EXERCISE REQUIREMENTS: Of the lines listed below, how many contain the string "WEBSITE"? Answer with the number alone.

━━━ DATASET RECORDS ━━━

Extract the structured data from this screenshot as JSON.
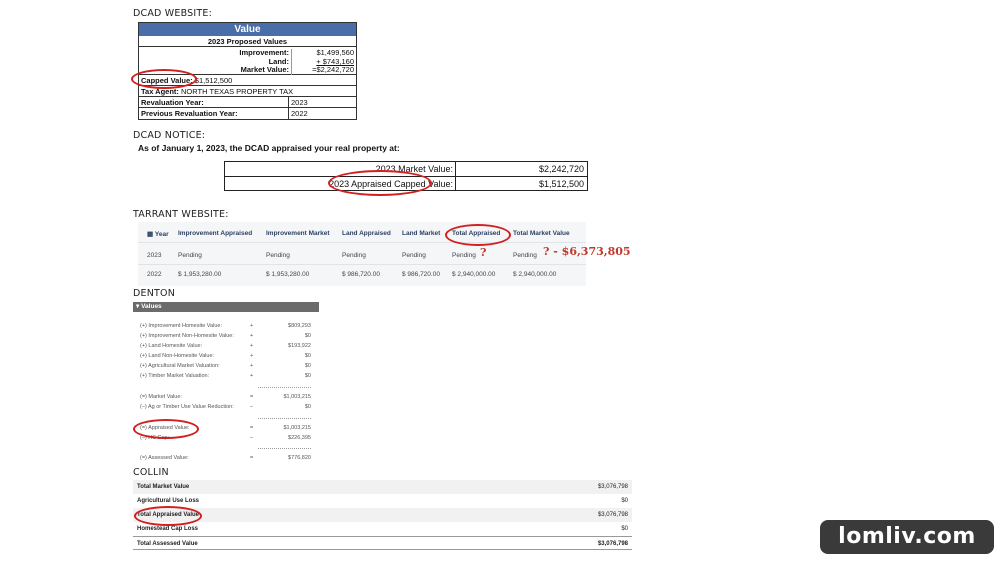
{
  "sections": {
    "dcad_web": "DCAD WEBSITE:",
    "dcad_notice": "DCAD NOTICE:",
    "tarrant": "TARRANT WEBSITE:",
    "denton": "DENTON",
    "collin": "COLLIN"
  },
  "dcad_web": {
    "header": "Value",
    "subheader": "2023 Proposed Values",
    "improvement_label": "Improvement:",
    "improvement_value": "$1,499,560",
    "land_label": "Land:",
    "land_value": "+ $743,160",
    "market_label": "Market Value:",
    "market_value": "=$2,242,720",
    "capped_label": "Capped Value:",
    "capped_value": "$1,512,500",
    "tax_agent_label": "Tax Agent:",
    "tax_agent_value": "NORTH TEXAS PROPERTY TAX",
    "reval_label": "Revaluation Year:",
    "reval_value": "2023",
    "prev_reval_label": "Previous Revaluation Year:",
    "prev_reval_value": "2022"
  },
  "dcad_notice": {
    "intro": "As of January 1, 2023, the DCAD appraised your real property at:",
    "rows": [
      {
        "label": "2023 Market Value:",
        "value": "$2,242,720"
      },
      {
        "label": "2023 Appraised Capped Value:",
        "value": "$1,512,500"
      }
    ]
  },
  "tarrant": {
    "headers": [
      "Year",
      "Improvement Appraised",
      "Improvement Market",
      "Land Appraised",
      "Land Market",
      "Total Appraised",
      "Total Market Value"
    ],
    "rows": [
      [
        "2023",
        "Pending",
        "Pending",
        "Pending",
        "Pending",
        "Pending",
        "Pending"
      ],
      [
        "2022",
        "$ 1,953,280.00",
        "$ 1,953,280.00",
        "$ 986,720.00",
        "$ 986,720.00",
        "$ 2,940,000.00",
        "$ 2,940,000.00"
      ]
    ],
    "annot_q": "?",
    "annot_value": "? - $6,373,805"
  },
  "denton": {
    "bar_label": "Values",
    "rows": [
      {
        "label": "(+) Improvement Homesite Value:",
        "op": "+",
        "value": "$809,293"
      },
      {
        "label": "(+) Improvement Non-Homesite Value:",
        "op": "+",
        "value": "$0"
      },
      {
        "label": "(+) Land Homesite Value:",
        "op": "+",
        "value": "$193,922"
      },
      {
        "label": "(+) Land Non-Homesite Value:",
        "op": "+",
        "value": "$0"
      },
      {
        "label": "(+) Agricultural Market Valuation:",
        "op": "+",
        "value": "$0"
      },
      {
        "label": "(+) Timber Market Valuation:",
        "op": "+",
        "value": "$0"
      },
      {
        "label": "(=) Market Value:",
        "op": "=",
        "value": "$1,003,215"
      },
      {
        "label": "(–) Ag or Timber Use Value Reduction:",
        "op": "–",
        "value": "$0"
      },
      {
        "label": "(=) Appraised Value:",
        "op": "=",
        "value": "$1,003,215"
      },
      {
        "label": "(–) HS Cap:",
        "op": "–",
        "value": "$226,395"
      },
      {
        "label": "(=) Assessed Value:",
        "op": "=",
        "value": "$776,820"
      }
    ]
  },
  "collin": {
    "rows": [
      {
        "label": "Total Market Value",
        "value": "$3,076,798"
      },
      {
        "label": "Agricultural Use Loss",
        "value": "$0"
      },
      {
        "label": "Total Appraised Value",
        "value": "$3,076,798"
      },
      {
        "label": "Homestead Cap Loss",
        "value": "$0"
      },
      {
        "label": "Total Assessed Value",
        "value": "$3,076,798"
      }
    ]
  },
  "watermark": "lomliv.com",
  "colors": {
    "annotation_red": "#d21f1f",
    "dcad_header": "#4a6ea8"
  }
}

━━━

TASK RESPONSE: 2